(Part of a data file)
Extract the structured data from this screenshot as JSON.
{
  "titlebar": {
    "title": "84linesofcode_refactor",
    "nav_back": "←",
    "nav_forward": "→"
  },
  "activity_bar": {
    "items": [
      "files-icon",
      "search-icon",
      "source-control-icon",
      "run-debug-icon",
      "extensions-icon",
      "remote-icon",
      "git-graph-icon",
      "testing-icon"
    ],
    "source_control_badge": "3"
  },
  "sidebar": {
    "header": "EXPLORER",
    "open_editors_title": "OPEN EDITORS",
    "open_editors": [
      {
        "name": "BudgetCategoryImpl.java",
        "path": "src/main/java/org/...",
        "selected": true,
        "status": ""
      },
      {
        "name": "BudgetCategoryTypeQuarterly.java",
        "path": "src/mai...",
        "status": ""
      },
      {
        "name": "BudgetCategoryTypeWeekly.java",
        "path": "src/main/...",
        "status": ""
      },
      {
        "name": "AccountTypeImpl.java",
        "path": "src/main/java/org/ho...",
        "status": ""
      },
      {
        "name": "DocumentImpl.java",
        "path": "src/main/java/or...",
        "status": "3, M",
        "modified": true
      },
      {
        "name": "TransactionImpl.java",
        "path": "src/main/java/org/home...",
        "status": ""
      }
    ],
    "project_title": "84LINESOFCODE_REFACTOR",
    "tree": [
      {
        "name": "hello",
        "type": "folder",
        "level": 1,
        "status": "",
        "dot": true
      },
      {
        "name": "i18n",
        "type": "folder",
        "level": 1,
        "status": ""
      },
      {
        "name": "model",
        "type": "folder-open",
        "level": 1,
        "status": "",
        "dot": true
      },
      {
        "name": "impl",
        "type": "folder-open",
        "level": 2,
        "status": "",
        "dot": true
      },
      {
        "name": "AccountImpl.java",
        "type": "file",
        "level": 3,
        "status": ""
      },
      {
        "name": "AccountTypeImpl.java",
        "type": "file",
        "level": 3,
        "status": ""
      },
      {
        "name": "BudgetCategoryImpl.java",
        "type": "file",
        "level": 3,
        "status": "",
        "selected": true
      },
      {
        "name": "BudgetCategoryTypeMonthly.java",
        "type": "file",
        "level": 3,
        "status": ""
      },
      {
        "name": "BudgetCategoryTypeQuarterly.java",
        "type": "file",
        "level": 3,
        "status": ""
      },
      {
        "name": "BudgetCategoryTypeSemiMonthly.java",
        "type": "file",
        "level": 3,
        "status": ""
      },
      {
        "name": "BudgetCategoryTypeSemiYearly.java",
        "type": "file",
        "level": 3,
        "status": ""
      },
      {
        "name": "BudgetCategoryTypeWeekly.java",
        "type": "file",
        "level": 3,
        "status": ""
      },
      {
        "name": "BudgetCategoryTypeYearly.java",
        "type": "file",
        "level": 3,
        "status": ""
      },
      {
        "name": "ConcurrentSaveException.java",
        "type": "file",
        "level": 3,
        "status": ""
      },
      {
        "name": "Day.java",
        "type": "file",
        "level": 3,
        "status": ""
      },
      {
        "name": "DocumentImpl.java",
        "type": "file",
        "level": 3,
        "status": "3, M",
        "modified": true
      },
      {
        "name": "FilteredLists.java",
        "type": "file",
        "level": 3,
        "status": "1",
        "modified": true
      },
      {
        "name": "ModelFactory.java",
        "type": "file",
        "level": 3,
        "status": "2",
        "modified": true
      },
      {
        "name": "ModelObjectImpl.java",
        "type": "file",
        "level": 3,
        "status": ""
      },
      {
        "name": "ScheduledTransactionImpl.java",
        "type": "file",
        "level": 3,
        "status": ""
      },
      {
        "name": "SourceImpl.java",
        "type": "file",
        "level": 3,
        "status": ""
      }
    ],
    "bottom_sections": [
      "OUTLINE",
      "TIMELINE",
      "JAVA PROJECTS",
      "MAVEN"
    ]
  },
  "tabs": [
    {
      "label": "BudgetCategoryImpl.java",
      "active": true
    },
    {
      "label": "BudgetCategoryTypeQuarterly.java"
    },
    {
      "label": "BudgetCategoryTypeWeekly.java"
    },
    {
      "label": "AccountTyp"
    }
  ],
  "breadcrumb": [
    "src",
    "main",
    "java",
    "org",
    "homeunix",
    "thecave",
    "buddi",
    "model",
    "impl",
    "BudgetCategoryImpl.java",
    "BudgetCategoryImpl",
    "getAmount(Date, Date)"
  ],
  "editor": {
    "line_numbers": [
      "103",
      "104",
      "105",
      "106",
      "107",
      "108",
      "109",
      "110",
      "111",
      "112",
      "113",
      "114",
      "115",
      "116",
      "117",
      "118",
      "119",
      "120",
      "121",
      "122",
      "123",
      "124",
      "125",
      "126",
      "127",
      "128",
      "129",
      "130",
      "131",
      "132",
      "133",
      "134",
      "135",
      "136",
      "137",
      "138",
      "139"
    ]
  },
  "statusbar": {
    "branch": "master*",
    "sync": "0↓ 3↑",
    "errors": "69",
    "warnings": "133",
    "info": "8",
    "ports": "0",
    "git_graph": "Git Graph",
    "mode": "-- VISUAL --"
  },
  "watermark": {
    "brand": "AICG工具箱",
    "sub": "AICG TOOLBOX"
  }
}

_WORK TO DO_:
Make an exact copy of all the data.

_ANSWER FOR THE TASK_:
Extract the structured data from this screenshot as JSON.
{
  "titlebar": {
    "title": "84linesofcode_refactor",
    "nav_back": "←",
    "nav_forward": "→"
  },
  "activity_bar": {
    "items": [
      "files-icon",
      "search-icon",
      "source-control-icon",
      "run-debug-icon",
      "extensions-icon",
      "remote-icon",
      "git-graph-icon",
      "testing-icon"
    ],
    "source_control_badge": "3"
  },
  "sidebar": {
    "header": "EXPLORER",
    "open_editors_title": "OPEN EDITORS",
    "open_editors": [
      {
        "name": "BudgetCategoryImpl.java",
        "path": "src/main/java/org/...",
        "selected": true,
        "status": ""
      },
      {
        "name": "BudgetCategoryTypeQuarterly.java",
        "path": "src/mai...",
        "status": ""
      },
      {
        "name": "BudgetCategoryTypeWeekly.java",
        "path": "src/main/...",
        "status": ""
      },
      {
        "name": "AccountTypeImpl.java",
        "path": "src/main/java/org/ho...",
        "status": ""
      },
      {
        "name": "DocumentImpl.java",
        "path": "src/main/java/or...",
        "status": "3, M",
        "modified": true
      },
      {
        "name": "TransactionImpl.java",
        "path": "src/main/java/org/home...",
        "status": ""
      }
    ],
    "project_title": "84LINESOFCODE_REFACTOR",
    "tree": [
      {
        "name": "hello",
        "type": "folder",
        "level": 1,
        "status": "",
        "dot": true
      },
      {
        "name": "i18n",
        "type": "folder",
        "level": 1,
        "status": ""
      },
      {
        "name": "model",
        "type": "folder-open",
        "level": 1,
        "status": "",
        "dot": true
      },
      {
        "name": "impl",
        "type": "folder-open",
        "level": 2,
        "status": "",
        "dot": true
      },
      {
        "name": "AccountImpl.java",
        "type": "file",
        "level": 3,
        "status": ""
      },
      {
        "name": "AccountTypeImpl.java",
        "type": "file",
        "level": 3,
        "status": ""
      },
      {
        "name": "BudgetCategoryImpl.java",
        "type": "file",
        "level": 3,
        "status": "",
        "selected": true
      },
      {
        "name": "BudgetCategoryTypeMonthly.java",
        "type": "file",
        "level": 3,
        "status": ""
      },
      {
        "name": "BudgetCategoryTypeQuarterly.java",
        "type": "file",
        "level": 3,
        "status": ""
      },
      {
        "name": "BudgetCategoryTypeSemiMonthly.java",
        "type": "file",
        "level": 3,
        "status": ""
      },
      {
        "name": "BudgetCategoryTypeSemiYearly.java",
        "type": "file",
        "level": 3,
        "status": ""
      },
      {
        "name": "BudgetCategoryTypeWeekly.java",
        "type": "file",
        "level": 3,
        "status": ""
      },
      {
        "name": "BudgetCategoryTypeYearly.java",
        "type": "file",
        "level": 3,
        "status": ""
      },
      {
        "name": "ConcurrentSaveException.java",
        "type": "file",
        "level": 3,
        "status": ""
      },
      {
        "name": "Day.java",
        "type": "file",
        "level": 3,
        "status": ""
      },
      {
        "name": "DocumentImpl.java",
        "type": "file",
        "level": 3,
        "status": "3, M",
        "modified": true
      },
      {
        "name": "FilteredLists.java",
        "type": "file",
        "level": 3,
        "status": "1",
        "modified": true
      },
      {
        "name": "ModelFactory.java",
        "type": "file",
        "level": 3,
        "status": "2",
        "modified": true
      },
      {
        "name": "ModelObjectImpl.java",
        "type": "file",
        "level": 3,
        "status": ""
      },
      {
        "name": "ScheduledTransactionImpl.java",
        "type": "file",
        "level": 3,
        "status": ""
      },
      {
        "name": "SourceImpl.java",
        "type": "file",
        "level": 3,
        "status": ""
      }
    ],
    "bottom_sections": [
      "OUTLINE",
      "TIMELINE",
      "JAVA PROJECTS",
      "MAVEN"
    ]
  },
  "tabs": [
    {
      "label": "BudgetCategoryImpl.java",
      "active": true
    },
    {
      "label": "BudgetCategoryTypeQuarterly.java"
    },
    {
      "label": "BudgetCategoryTypeWeekly.java"
    },
    {
      "label": "AccountTyp"
    }
  ],
  "breadcrumb": [
    "src",
    "main",
    "java",
    "org",
    "homeunix",
    "thecave",
    "buddi",
    "model",
    "impl",
    "BudgetCategoryImpl.java",
    "BudgetCategoryImpl",
    "getAmount(Date, Date)"
  ],
  "editor": {
    "line_numbers": [
      "103",
      "104",
      "105",
      "106",
      "107",
      "108",
      "109",
      "110",
      "111",
      "112",
      "113",
      "114",
      "115",
      "116",
      "117",
      "118",
      "119",
      "120",
      "121",
      "122",
      "123",
      "124",
      "125",
      "126",
      "127",
      "128",
      "129",
      "130",
      "131",
      "132",
      "133",
      "134",
      "135",
      "136",
      "137",
      "138",
      "139"
    ]
  },
  "statusbar": {
    "branch": "master*",
    "sync": "0↓ 3↑",
    "errors": "69",
    "warnings": "133",
    "info": "8",
    "ports": "0",
    "git_graph": "Git Graph",
    "mode": "-- VISUAL --"
  },
  "watermark": {
    "brand": "AICG工具箱",
    "sub": "AICG TOOLBOX"
  }
}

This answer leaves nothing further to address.